- **Aim of the exercise**
Below are some records: retype them all exactly, but not the pictures.

______

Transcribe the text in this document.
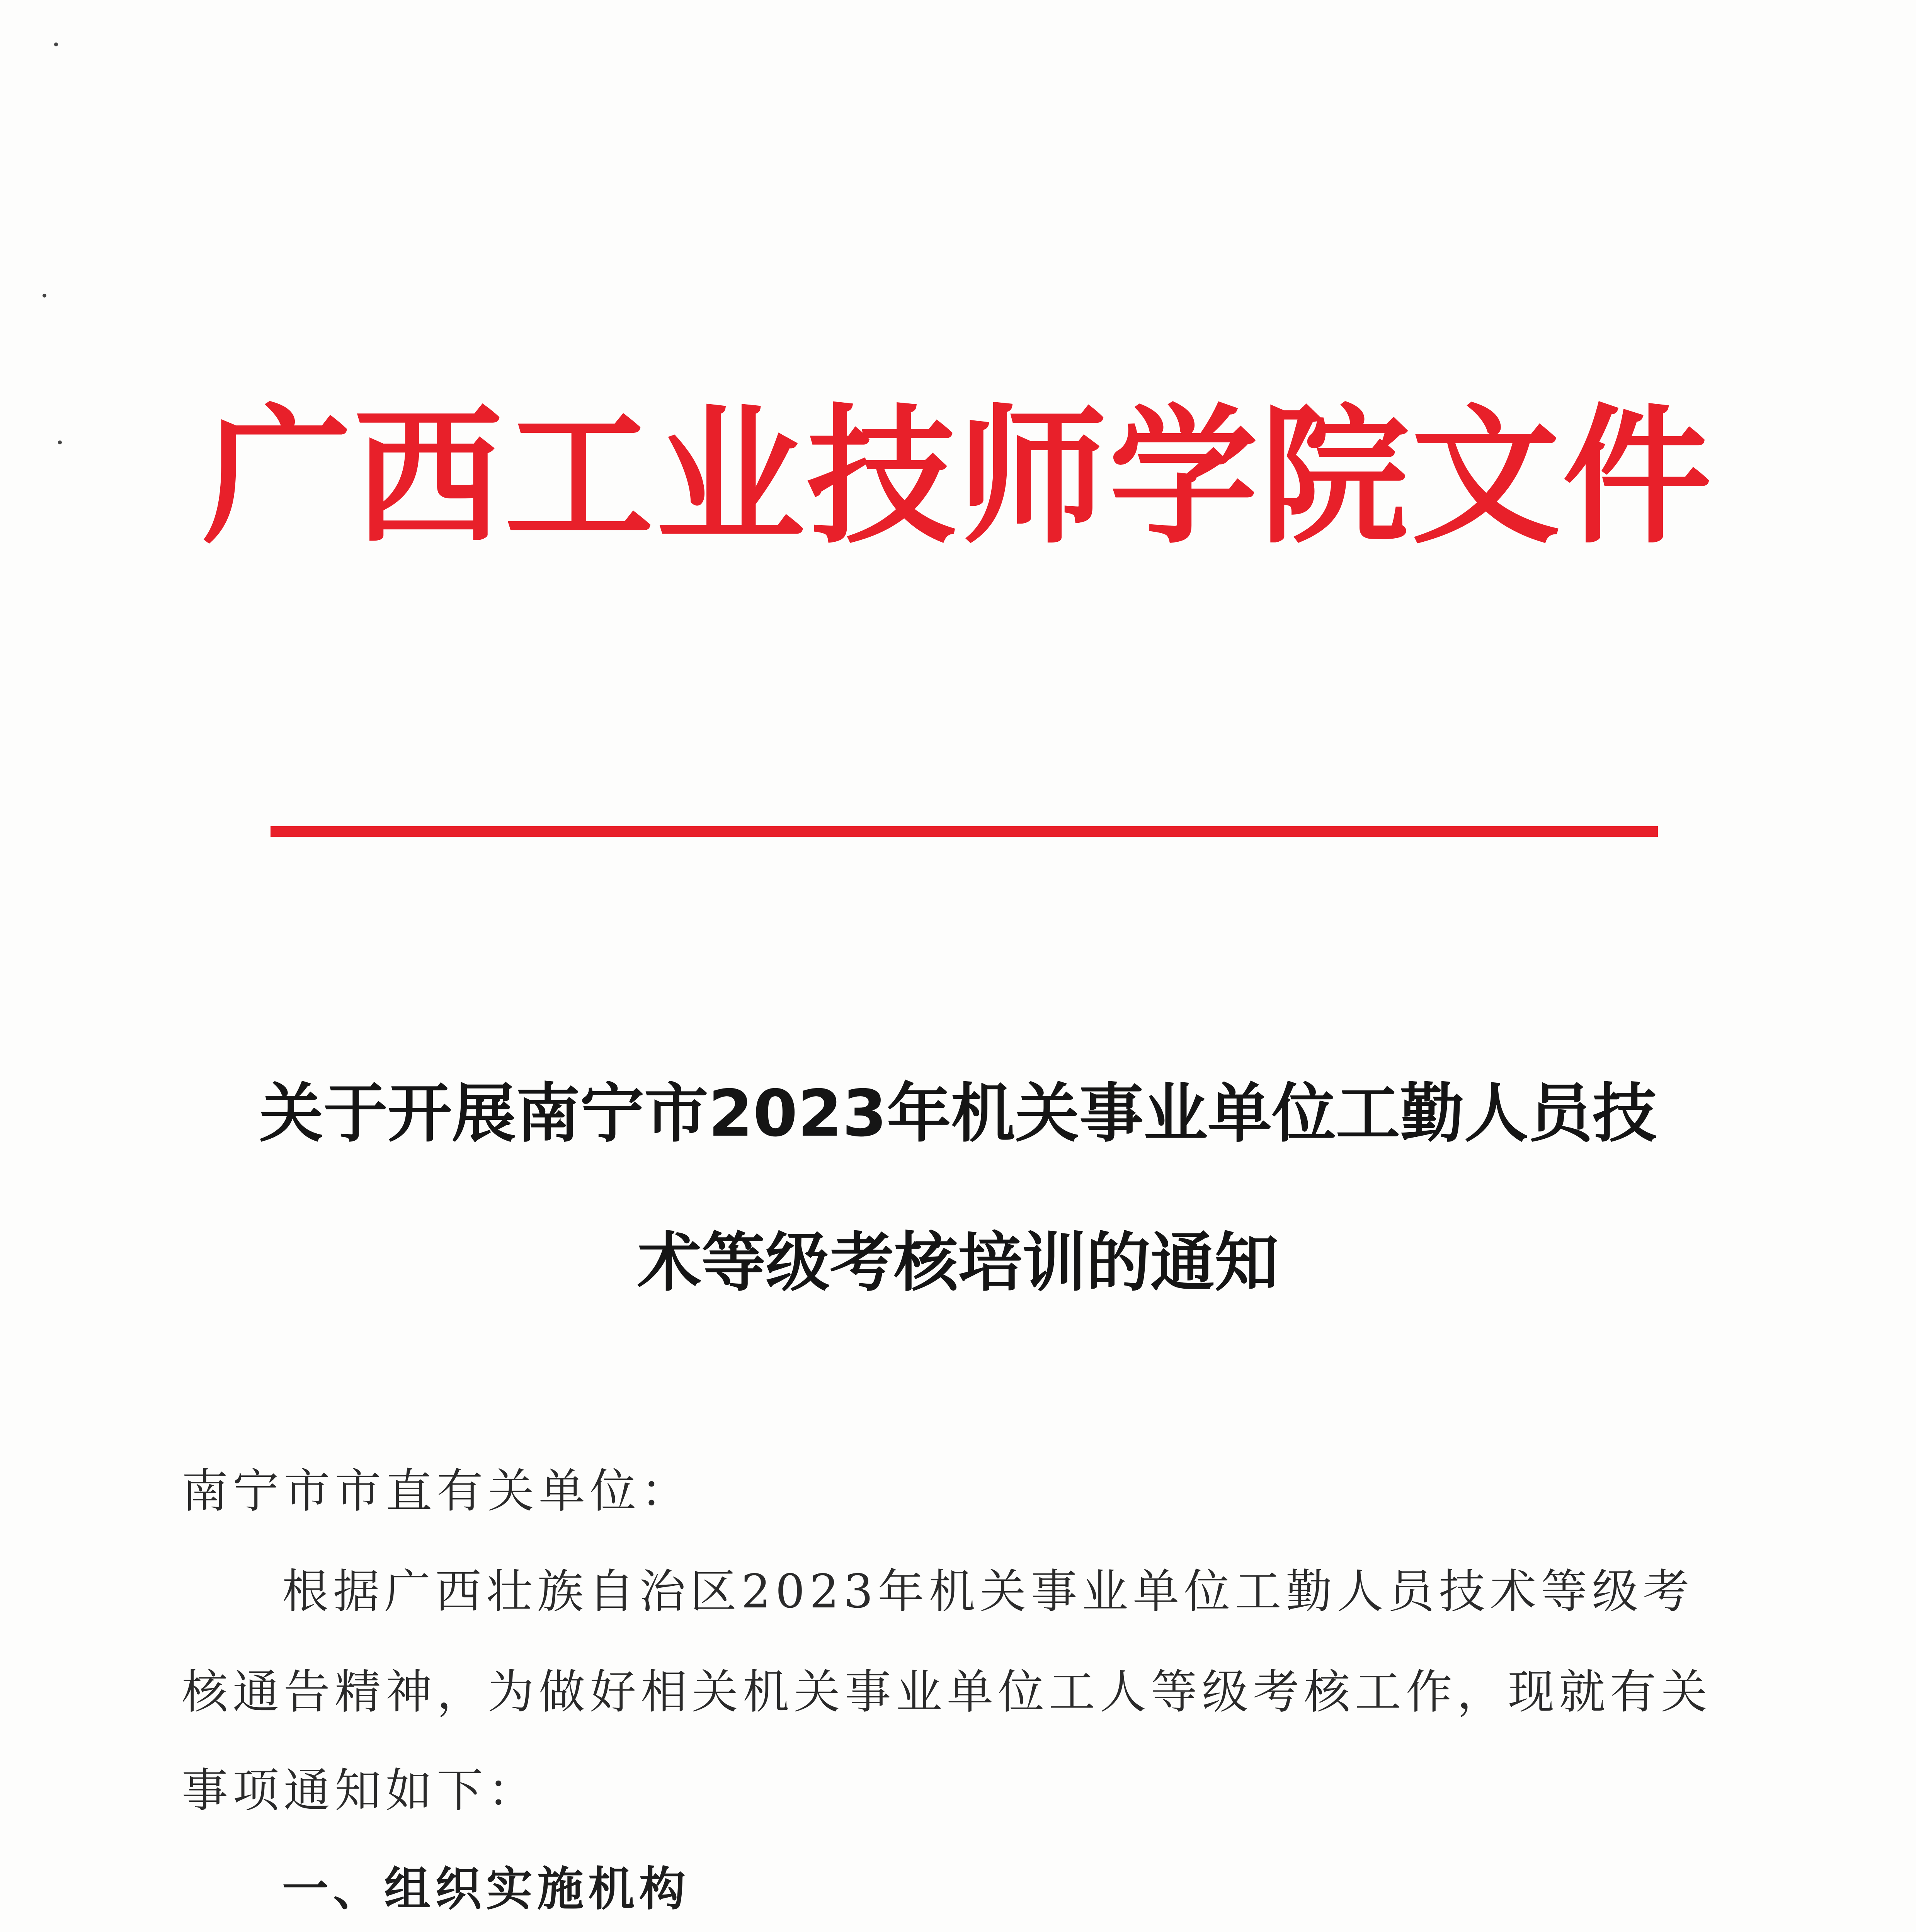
广西工业技师学院文件
关于开展南宁市2023年机关事业单位工勤人员技
术等级考核培训的通知
南宁市市直有关单位：
根据广西壮族自治区2023年机关事业单位工勤人员技术等级考
核通告精神，为做好相关机关事业单位工人等级考核工作，现就有关
事项通知如下：
一、组织实施机构
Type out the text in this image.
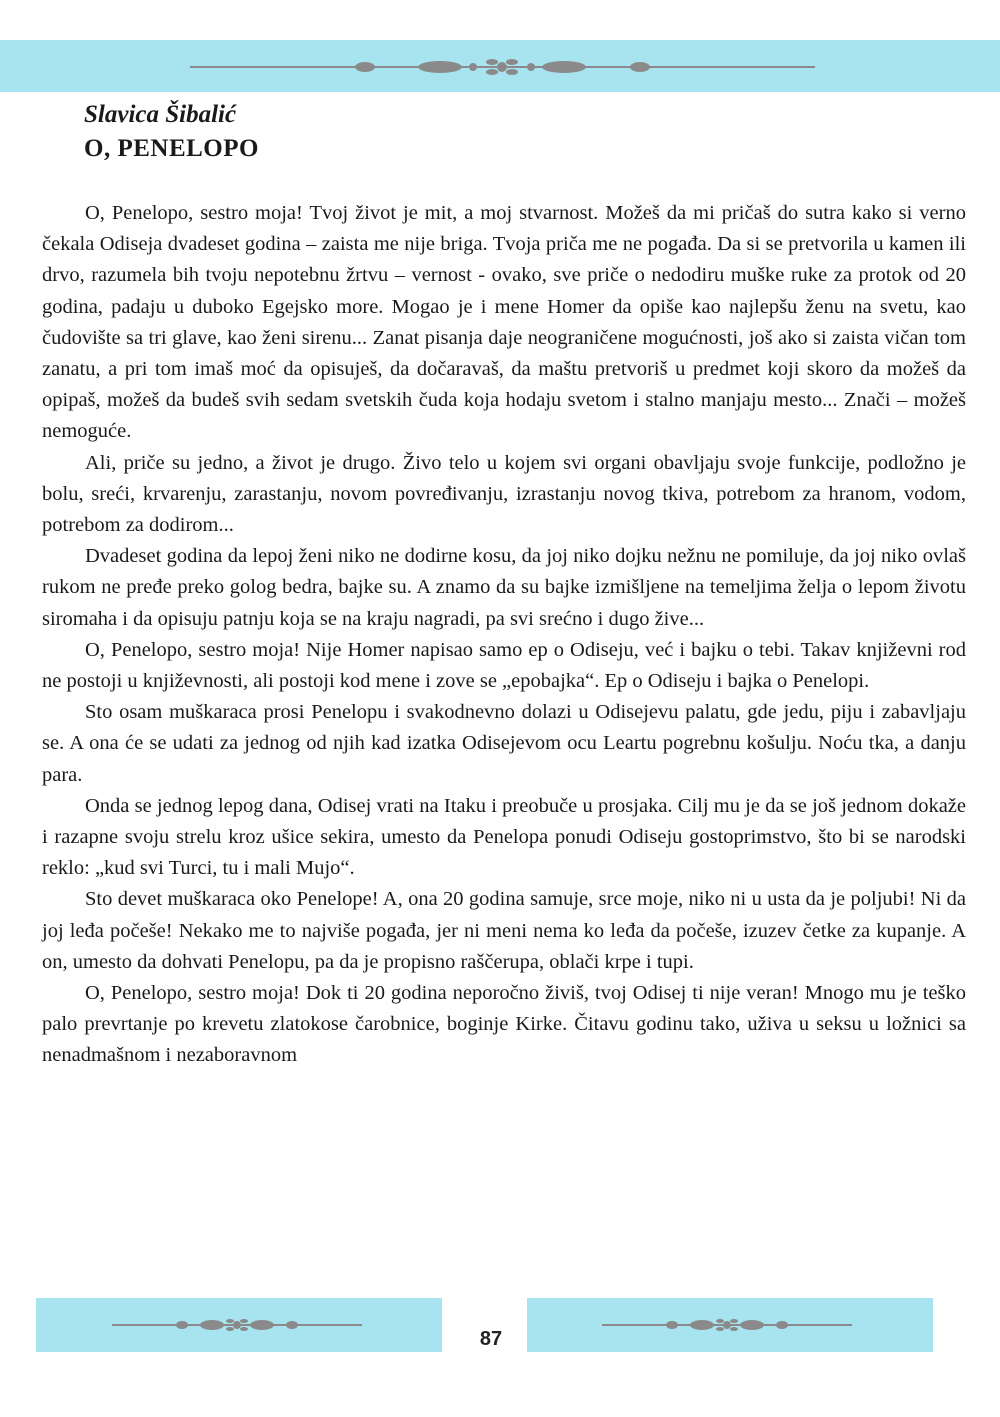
Slavica Šibalić
O, PENELOPO

O, Penelopo, sestro moja! Tvoj život je mit, a moj stvarnost. Možeš da mi pričaš do sutra kako si verno čekala Odiseja dvadeset godina – zaista me nije briga. Tvoja priča me ne pogađa. Da si se pretvorila u kamen ili drvo, razumela bih tvoju nepotebnu žrtvu – vernost - ovako, sve priče o nedodiru muške ruke za protok od 20 godina, padaju u duboko Egejsko more. Mogao je i mene Homer da opiše kao najlepšu ženu na svetu, kao čudovište sa tri glave, kao ženi sirenu... Zanat pisanja daje neograničene mogućnosti, još ako si zaista vičan tom zanatu, a pri tom imaš moć da opisuješ, da dočaravaš, da maštu pretvoriš u predmet koji skoro da možeš da opipaš, možeš da budeš svih sedam svetskih čuda koja hodaju svetom i stalno manjaju mesto... Znači – možeš nemoguće.

Ali, priče su jedno, a život je drugo. Živo telo u kojem svi organi obavljaju svoje funkcije, podložno je bolu, sreći, krvarenju, zarastanju, novom povređivanju, izrastanju novog tkiva, potrebom za hranom, vodom, potrebom za dodirom...

Dvadeset godina da lepoj ženi niko ne dodirne kosu, da joj niko dojku nežnu ne pomiluje, da joj niko ovlaš rukom ne pređe preko golog bedra, bajke su. A znamo da su bajke izmišljene na temeljima želja o lepom životu siromaha i da opisuju patnju koja se na kraju nagradi, pa svi srećno i dugo žive...

O, Penelopo, sestro moja! Nije Homer napisao samo ep o Odiseju, već i bajku o tebi. Takav književni rod ne postoji u književnosti, ali postoji kod mene i zove se „epobajka“. Ep o Odiseju i bajka o Penelopi.

Sto osam muškaraca prosi Penelopu i svakodnevno dolazi u Odisejevu palatu, gde jedu, piju i zabavljaju se. A ona će se udati za jednog od njih kad izatka Odisejevom ocu Leartu pogrebnu košulju. Noću tka, a danju para.

Onda se jednog lepog dana, Odisej vrati na Itaku i preobuče u prosjaka. Cilj mu je da se još jednom dokaže i razapne svoju strelu kroz ušice sekira, umesto da Penelopa ponudi Odiseju gostoprimstvo, što bi se narodski reklo: „kud svi Turci, tu i mali Mujo“.

Sto devet muškaraca oko Penelope! A, ona 20 godina samuje, srce moje, niko ni u usta da je poljubi! Ni da joj leđa počeše! Nekako me to najviše pogađa, jer ni meni nema ko leđa da počeše, izuzev četke za kupanje. A on, umesto da dohvati Penelopu, pa da je propisno raščerupa, oblači krpe i tupi.

O, Penelopo, sestro moja! Dok ti 20 godina neporočno živiš, tvoj Odisej ti nije veran! Mnogo mu je teško palo prevrtanje po krevetu zlatokose čarobnice, boginje Kirke. Čitavu godinu tako, uživa u seksu u ložnici sa nenadmašnom i nezaboravnom

87
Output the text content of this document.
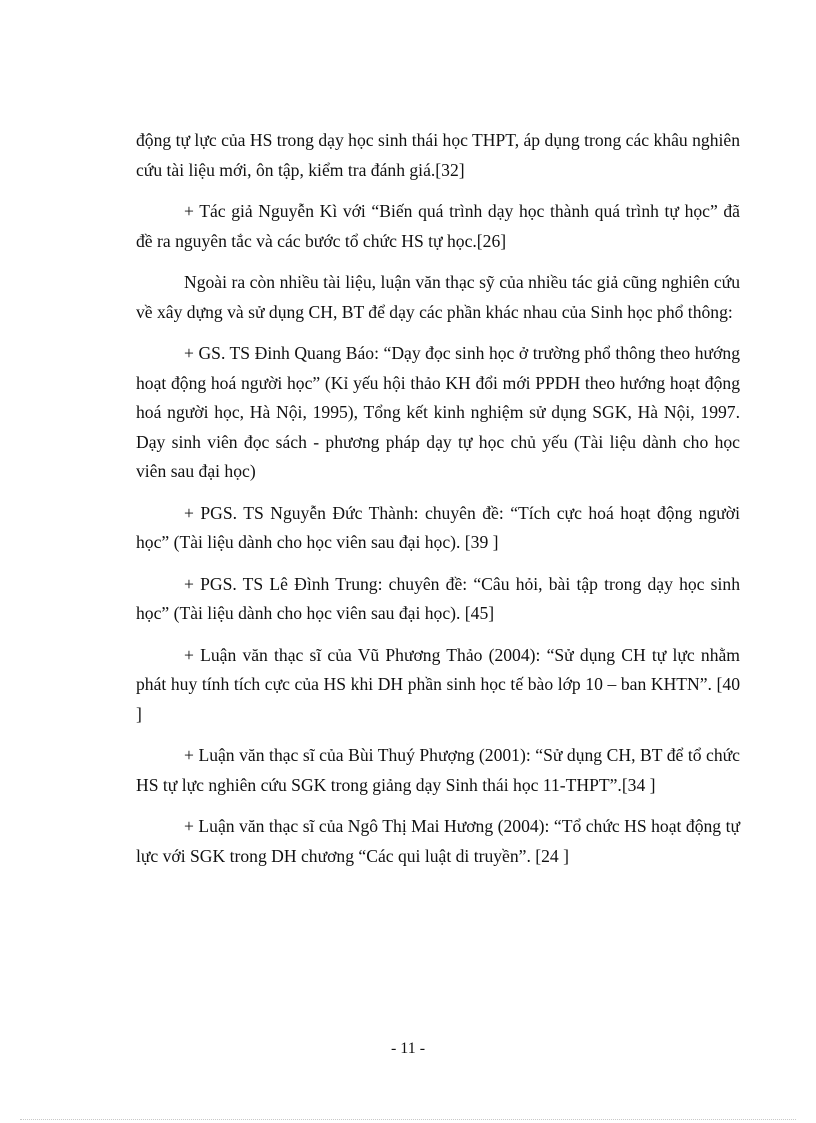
động tự lực của HS trong dạy học sinh thái học THPT, áp dụng trong các khâu nghiên cứu tài liệu mới, ôn tập, kiểm tra đánh giá.[32]

+ Tác giả Nguyễn Kì với “Biến quá trình dạy học thành quá trình tự học” đã đề ra nguyên tắc và các bước tổ chức HS tự học.[26]

Ngoài ra còn nhiều tài liệu, luận văn thạc sỹ của nhiều tác giả cũng nghiên cứu về xây dựng và sử dụng CH, BT để dạy các phần khác nhau của Sinh học phổ thông:

+ GS. TS Đinh Quang Báo: “Dạy đọc sinh học ở trường phổ thông theo hướng hoạt động hoá người học” (Kỉ yếu hội thảo KH đổi mới PPDH theo hướng hoạt động hoá người học, Hà Nội, 1995), Tổng kết kinh nghiệm sử dụng SGK, Hà Nội, 1997. Dạy sinh viên đọc sách - phương pháp dạy tự học chủ yếu (Tài liệu dành cho học viên sau đại học)

+ PGS. TS Nguyễn Đức Thành: chuyên đề: “Tích cực hoá hoạt động người học” (Tài liệu dành cho học viên sau đại học). [39 ]

+ PGS. TS Lê Đình Trung: chuyên đề: “Câu hỏi, bài tập trong dạy học sinh học” (Tài liệu dành cho học viên sau đại học). [45]

+ Luận văn thạc sĩ của Vũ Phương Thảo (2004): “Sử dụng CH tự lực nhằm phát huy tính tích cực của HS khi DH phần sinh học tế bào lớp 10 – ban KHTN”. [40 ]

+ Luận văn thạc sĩ của Bùi Thuý Phượng (2001): “Sử dụng CH, BT để tổ chức HS tự lực nghiên cứu SGK trong giảng dạy Sinh thái học 11-THPT”.[34 ]

+ Luận văn thạc sĩ của Ngô Thị Mai Hương (2004): “Tổ chức HS hoạt động tự lực với SGK trong DH chương “Các qui luật di truyền”. [24 ]

- 11 -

______

- **Response to this task**
Transcribe the text in this document.
广西工业技师学院文件
关于开展南宁市2023年机关事业单位工勤人员技
术等级考核培训的通知
南宁市市直有关单位：
根据广西壮族自治区2023年机关事业单位工勤人员技术等级考
核通告精神，为做好相关机关事业单位工人等级考核工作，现就有关
事项通知如下：
一、组织实施机构
Type out the text in this image.
Slavica Šibalić
O, PENELOPO

O, Penelopo, sestro moja! Tvoj život je mit, a moj stvarnost. Možeš da mi pričaš do sutra kako si verno čekala Odiseja dvadeset godina – zaista me nije briga. Tvoja priča me ne pogađa. Da si se pretvorila u kamen ili drvo, razumela bih tvoju nepotebnu žrtvu – vernost - ovako, sve priče o nedodiru muške ruke za protok od 20 godina, padaju u duboko Egejsko more. Mogao je i mene Homer da opiše kao najlepšu ženu na svetu, kao čudovište sa tri glave, kao ženi sirenu... Zanat pisanja daje neograničene mogućnosti, još ako si zaista vičan tom zanatu, a pri tom imaš moć da opisuješ, da dočaravaš, da maštu pretvoriš u predmet koji skoro da možeš da opipaš, možeš da budeš svih sedam svetskih čuda koja hodaju svetom i stalno manjaju mesto... Znači – možeš nemoguće.

Ali, priče su jedno, a život je drugo. Živo telo u kojem svi organi obavljaju svoje funkcije, podložno je bolu, sreći, krvarenju, zarastanju, novom povređivanju, izrastanju novog tkiva, potrebom za hranom, vodom, potrebom za dodirom...

Dvadeset godina da lepoj ženi niko ne dodirne kosu, da joj niko dojku nežnu ne pomiluje, da joj niko ovlaš rukom ne pređe preko golog bedra, bajke su. A znamo da su bajke izmišljene na temeljima želja o lepom životu siromaha i da opisuju patnju koja se na kraju nagradi, pa svi srećno i dugo žive...

O, Penelopo, sestro moja! Nije Homer napisao samo ep o Odiseju, već i bajku o tebi. Takav književni rod ne postoji u književnosti, ali postoji kod mene i zove se „epobajka“. Ep o Odiseju i bajka o Penelopi.

Sto osam muškaraca prosi Penelopu i svakodnevno dolazi u Odisejevu palatu, gde jedu, piju i zabavljaju se. A ona će se udati za jednog od njih kad izatka Odisejevom ocu Leartu pogrebnu košulju. Noću tka, a danju para.

Onda se jednog lepog dana, Odisej vrati na Itaku i preobuče u prosjaka. Cilj mu je da se još jednom dokaže i razapne svoju strelu kroz ušice sekira, umesto da Penelopa ponudi Odiseju gostoprimstvo, što bi se narodski reklo: „kud svi Turci, tu i mali Mujo“.

Sto devet muškaraca oko Penelope! A, ona 20 godina samuje, srce moje, niko ni u usta da je poljubi! Ni da joj leđa počeše! Nekako me to najviše pogađa, jer ni meni nema ko leđa da počeše, izuzev četke za kupanje. A on, umesto da dohvati Penelopu, pa da je propisno raščerupa, oblači krpe i tupi.

O, Penelopo, sestro moja! Dok ti 20 godina neporočno živiš, tvoj Odisej ti nije veran! Mnogo mu je teško palo prevrtanje po krevetu zlatokose čarobnice, boginje Kirke. Čitavu godinu tako, uživa u seksu u ložnici sa nenadmašnom i nezaboravnom

87
Output the text content of this document.
động tự lực của HS trong dạy học sinh thái học THPT, áp dụng trong các khâu nghiên cứu tài liệu mới, ôn tập, kiểm tra đánh giá.[32]

+ Tác giả Nguyễn Kì với “Biến quá trình dạy học thành quá trình tự học” đã đề ra nguyên tắc và các bước tổ chức HS tự học.[26]

Ngoài ra còn nhiều tài liệu, luận văn thạc sỹ của nhiều tác giả cũng nghiên cứu về xây dựng và sử dụng CH, BT để dạy các phần khác nhau của Sinh học phổ thông:

+ GS. TS Đinh Quang Báo: “Dạy đọc sinh học ở trường phổ thông theo hướng hoạt động hoá người học” (Kỉ yếu hội thảo KH đổi mới PPDH theo hướng hoạt động hoá người học, Hà Nội, 1995), Tổng kết kinh nghiệm sử dụng SGK, Hà Nội, 1997. Dạy sinh viên đọc sách - phương pháp dạy tự học chủ yếu (Tài liệu dành cho học viên sau đại học)

+ PGS. TS Nguyễn Đức Thành: chuyên đề: “Tích cực hoá hoạt động người học” (Tài liệu dành cho học viên sau đại học). [39 ]

+ PGS. TS Lê Đình Trung: chuyên đề: “Câu hỏi, bài tập trong dạy học sinh học” (Tài liệu dành cho học viên sau đại học). [45]

+ Luận văn thạc sĩ của Vũ Phương Thảo (2004): “Sử dụng CH tự lực nhằm phát huy tính tích cực của HS khi DH phần sinh học tế bào lớp 10 – ban KHTN”. [40 ]

+ Luận văn thạc sĩ của Bùi Thuý Phượng (2001): “Sử dụng CH, BT để tổ chức HS tự lực nghiên cứu SGK trong giảng dạy Sinh thái học 11-THPT”.[34 ]

+ Luận văn thạc sĩ của Ngô Thị Mai Hương (2004): “Tổ chức HS hoạt động tự lực với SGK trong DH chương “Các qui luật di truyền”. [24 ]

- 11 -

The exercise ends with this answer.